* **Supplied entries**
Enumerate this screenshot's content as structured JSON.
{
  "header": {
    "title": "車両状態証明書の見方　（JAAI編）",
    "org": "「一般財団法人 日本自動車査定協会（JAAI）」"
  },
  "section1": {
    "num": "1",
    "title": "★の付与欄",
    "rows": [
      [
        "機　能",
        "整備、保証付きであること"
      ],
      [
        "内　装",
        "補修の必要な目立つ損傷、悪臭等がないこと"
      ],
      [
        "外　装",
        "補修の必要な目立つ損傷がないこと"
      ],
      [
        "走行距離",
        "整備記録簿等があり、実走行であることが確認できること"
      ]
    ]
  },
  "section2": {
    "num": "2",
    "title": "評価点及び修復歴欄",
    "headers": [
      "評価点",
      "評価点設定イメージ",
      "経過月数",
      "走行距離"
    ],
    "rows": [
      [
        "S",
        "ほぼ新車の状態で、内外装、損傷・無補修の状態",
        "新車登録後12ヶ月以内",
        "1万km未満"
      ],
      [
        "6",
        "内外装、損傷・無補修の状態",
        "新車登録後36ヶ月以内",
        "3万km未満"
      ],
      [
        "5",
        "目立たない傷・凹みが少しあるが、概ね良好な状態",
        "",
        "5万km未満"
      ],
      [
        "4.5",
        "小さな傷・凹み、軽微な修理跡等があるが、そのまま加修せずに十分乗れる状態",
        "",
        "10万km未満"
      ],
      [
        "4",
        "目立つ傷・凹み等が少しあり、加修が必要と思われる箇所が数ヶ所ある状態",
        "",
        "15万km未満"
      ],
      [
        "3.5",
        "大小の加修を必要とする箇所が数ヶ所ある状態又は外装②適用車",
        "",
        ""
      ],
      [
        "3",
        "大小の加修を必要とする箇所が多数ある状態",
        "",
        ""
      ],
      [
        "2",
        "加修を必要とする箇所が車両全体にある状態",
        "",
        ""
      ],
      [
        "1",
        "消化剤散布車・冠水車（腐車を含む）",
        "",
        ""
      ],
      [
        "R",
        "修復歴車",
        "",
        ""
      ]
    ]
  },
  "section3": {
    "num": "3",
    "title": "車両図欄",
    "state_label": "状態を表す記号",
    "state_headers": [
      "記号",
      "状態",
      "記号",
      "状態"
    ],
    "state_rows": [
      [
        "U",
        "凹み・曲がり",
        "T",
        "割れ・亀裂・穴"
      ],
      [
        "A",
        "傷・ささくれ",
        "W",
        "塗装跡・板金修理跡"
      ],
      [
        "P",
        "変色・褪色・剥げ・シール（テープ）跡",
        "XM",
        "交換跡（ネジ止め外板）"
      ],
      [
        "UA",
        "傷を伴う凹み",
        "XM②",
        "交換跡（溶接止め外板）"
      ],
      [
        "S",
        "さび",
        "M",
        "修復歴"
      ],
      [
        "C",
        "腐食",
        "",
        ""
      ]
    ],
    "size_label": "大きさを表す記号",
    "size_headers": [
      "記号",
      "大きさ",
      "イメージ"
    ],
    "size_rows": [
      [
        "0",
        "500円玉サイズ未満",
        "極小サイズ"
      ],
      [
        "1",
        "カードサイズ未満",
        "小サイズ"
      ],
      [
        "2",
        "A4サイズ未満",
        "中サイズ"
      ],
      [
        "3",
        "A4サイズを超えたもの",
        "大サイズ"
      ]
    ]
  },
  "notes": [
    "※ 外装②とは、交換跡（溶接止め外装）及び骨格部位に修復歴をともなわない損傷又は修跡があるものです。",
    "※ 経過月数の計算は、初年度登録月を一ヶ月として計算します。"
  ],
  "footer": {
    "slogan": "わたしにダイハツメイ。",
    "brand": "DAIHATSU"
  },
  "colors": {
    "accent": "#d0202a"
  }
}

* **To be done**
Copy the data above in full, character for character.

* **Response to this task**
Enumerate this screenshot's content as structured JSON.
{
  "header": {
    "title": "車両状態証明書の見方　（JAAI編）",
    "org": "「一般財団法人 日本自動車査定協会（JAAI）」"
  },
  "section1": {
    "num": "1",
    "title": "★の付与欄",
    "rows": [
      [
        "機　能",
        "整備、保証付きであること"
      ],
      [
        "内　装",
        "補修の必要な目立つ損傷、悪臭等がないこと"
      ],
      [
        "外　装",
        "補修の必要な目立つ損傷がないこと"
      ],
      [
        "走行距離",
        "整備記録簿等があり、実走行であることが確認できること"
      ]
    ]
  },
  "section2": {
    "num": "2",
    "title": "評価点及び修復歴欄",
    "headers": [
      "評価点",
      "評価点設定イメージ",
      "経過月数",
      "走行距離"
    ],
    "rows": [
      [
        "S",
        "ほぼ新車の状態で、内外装、損傷・無補修の状態",
        "新車登録後12ヶ月以内",
        "1万km未満"
      ],
      [
        "6",
        "内外装、損傷・無補修の状態",
        "新車登録後36ヶ月以内",
        "3万km未満"
      ],
      [
        "5",
        "目立たない傷・凹みが少しあるが、概ね良好な状態",
        "",
        "5万km未満"
      ],
      [
        "4.5",
        "小さな傷・凹み、軽微な修理跡等があるが、そのまま加修せずに十分乗れる状態",
        "",
        "10万km未満"
      ],
      [
        "4",
        "目立つ傷・凹み等が少しあり、加修が必要と思われる箇所が数ヶ所ある状態",
        "",
        "15万km未満"
      ],
      [
        "3.5",
        "大小の加修を必要とする箇所が数ヶ所ある状態又は外装②適用車",
        "",
        ""
      ],
      [
        "3",
        "大小の加修を必要とする箇所が多数ある状態",
        "",
        ""
      ],
      [
        "2",
        "加修を必要とする箇所が車両全体にある状態",
        "",
        ""
      ],
      [
        "1",
        "消化剤散布車・冠水車（腐車を含む）",
        "",
        ""
      ],
      [
        "R",
        "修復歴車",
        "",
        ""
      ]
    ]
  },
  "section3": {
    "num": "3",
    "title": "車両図欄",
    "state_label": "状態を表す記号",
    "state_headers": [
      "記号",
      "状態",
      "記号",
      "状態"
    ],
    "state_rows": [
      [
        "U",
        "凹み・曲がり",
        "T",
        "割れ・亀裂・穴"
      ],
      [
        "A",
        "傷・ささくれ",
        "W",
        "塗装跡・板金修理跡"
      ],
      [
        "P",
        "変色・褪色・剥げ・シール（テープ）跡",
        "XM",
        "交換跡（ネジ止め外板）"
      ],
      [
        "UA",
        "傷を伴う凹み",
        "XM②",
        "交換跡（溶接止め外板）"
      ],
      [
        "S",
        "さび",
        "M",
        "修復歴"
      ],
      [
        "C",
        "腐食",
        "",
        ""
      ]
    ],
    "size_label": "大きさを表す記号",
    "size_headers": [
      "記号",
      "大きさ",
      "イメージ"
    ],
    "size_rows": [
      [
        "0",
        "500円玉サイズ未満",
        "極小サイズ"
      ],
      [
        "1",
        "カードサイズ未満",
        "小サイズ"
      ],
      [
        "2",
        "A4サイズ未満",
        "中サイズ"
      ],
      [
        "3",
        "A4サイズを超えたもの",
        "大サイズ"
      ]
    ]
  },
  "notes": [
    "※ 外装②とは、交換跡（溶接止め外装）及び骨格部位に修復歴をともなわない損傷又は修跡があるものです。",
    "※ 経過月数の計算は、初年度登録月を一ヶ月として計算します。"
  ],
  "footer": {
    "slogan": "わたしにダイハツメイ。",
    "brand": "DAIHATSU"
  },
  "colors": {
    "accent": "#d0202a"
  }
}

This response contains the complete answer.